— START Data rows —

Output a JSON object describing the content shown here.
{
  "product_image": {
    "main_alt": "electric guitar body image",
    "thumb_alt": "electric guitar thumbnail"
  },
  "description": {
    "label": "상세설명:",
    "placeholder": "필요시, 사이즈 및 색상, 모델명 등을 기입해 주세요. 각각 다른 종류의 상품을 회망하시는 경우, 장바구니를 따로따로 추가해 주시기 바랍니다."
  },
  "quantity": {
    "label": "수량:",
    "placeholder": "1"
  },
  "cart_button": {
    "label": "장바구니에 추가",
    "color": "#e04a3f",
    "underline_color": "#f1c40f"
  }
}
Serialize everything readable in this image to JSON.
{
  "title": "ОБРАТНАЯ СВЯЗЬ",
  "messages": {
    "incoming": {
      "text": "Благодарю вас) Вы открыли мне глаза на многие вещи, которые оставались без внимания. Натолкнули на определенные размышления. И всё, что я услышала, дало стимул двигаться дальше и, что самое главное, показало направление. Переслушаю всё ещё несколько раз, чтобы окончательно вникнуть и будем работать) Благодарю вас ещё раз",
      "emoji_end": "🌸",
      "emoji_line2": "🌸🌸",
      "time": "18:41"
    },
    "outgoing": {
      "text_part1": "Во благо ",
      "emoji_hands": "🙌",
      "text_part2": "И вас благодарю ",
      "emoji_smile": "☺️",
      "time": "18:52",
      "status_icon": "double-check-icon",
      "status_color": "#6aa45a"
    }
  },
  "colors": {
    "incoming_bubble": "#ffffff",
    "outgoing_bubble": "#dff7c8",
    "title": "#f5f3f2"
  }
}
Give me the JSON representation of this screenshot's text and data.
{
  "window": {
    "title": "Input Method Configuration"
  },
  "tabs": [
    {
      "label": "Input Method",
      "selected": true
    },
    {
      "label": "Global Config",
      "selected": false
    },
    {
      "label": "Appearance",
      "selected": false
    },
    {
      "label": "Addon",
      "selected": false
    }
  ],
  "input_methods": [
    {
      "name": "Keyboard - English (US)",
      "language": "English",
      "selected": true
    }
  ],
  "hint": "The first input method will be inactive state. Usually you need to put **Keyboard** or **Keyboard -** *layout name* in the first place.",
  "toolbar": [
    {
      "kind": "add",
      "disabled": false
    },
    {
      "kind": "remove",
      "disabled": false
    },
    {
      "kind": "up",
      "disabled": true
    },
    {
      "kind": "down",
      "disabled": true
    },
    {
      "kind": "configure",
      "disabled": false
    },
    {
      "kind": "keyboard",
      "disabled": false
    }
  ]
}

— END Data rows —

- [Your instructions]:
Using the data above, output each line exactly.

- [Output]:
Output a JSON object describing the content shown here.
{
  "product_image": {
    "main_alt": "electric guitar body image",
    "thumb_alt": "electric guitar thumbnail"
  },
  "description": {
    "label": "상세설명:",
    "placeholder": "필요시, 사이즈 및 색상, 모델명 등을 기입해 주세요. 각각 다른 종류의 상품을 회망하시는 경우, 장바구니를 따로따로 추가해 주시기 바랍니다."
  },
  "quantity": {
    "label": "수량:",
    "placeholder": "1"
  },
  "cart_button": {
    "label": "장바구니에 추가",
    "color": "#e04a3f",
    "underline_color": "#f1c40f"
  }
}
Serialize everything readable in this image to JSON.
{
  "title": "ОБРАТНАЯ СВЯЗЬ",
  "messages": {
    "incoming": {
      "text": "Благодарю вас) Вы открыли мне глаза на многие вещи, которые оставались без внимания. Натолкнули на определенные размышления. И всё, что я услышала, дало стимул двигаться дальше и, что самое главное, показало направление. Переслушаю всё ещё несколько раз, чтобы окончательно вникнуть и будем работать) Благодарю вас ещё раз",
      "emoji_end": "🌸",
      "emoji_line2": "🌸🌸",
      "time": "18:41"
    },
    "outgoing": {
      "text_part1": "Во благо ",
      "emoji_hands": "🙌",
      "text_part2": "И вас благодарю ",
      "emoji_smile": "☺️",
      "time": "18:52",
      "status_icon": "double-check-icon",
      "status_color": "#6aa45a"
    }
  },
  "colors": {
    "incoming_bubble": "#ffffff",
    "outgoing_bubble": "#dff7c8",
    "title": "#f5f3f2"
  }
}
Give me the JSON representation of this screenshot's text and data.
{
  "window": {
    "title": "Input Method Configuration"
  },
  "tabs": [
    {
      "label": "Input Method",
      "selected": true
    },
    {
      "label": "Global Config",
      "selected": false
    },
    {
      "label": "Appearance",
      "selected": false
    },
    {
      "label": "Addon",
      "selected": false
    }
  ],
  "input_methods": [
    {
      "name": "Keyboard - English (US)",
      "language": "English",
      "selected": true
    }
  ],
  "hint": "The first input method will be inactive state. Usually you need to put **Keyboard** or **Keyboard -** *layout name* in the first place.",
  "toolbar": [
    {
      "kind": "add",
      "disabled": false
    },
    {
      "kind": "remove",
      "disabled": false
    },
    {
      "kind": "up",
      "disabled": true
    },
    {
      "kind": "down",
      "disabled": true
    },
    {
      "kind": "configure",
      "disabled": false
    },
    {
      "kind": "keyboard",
      "disabled": false
    }
  ]
}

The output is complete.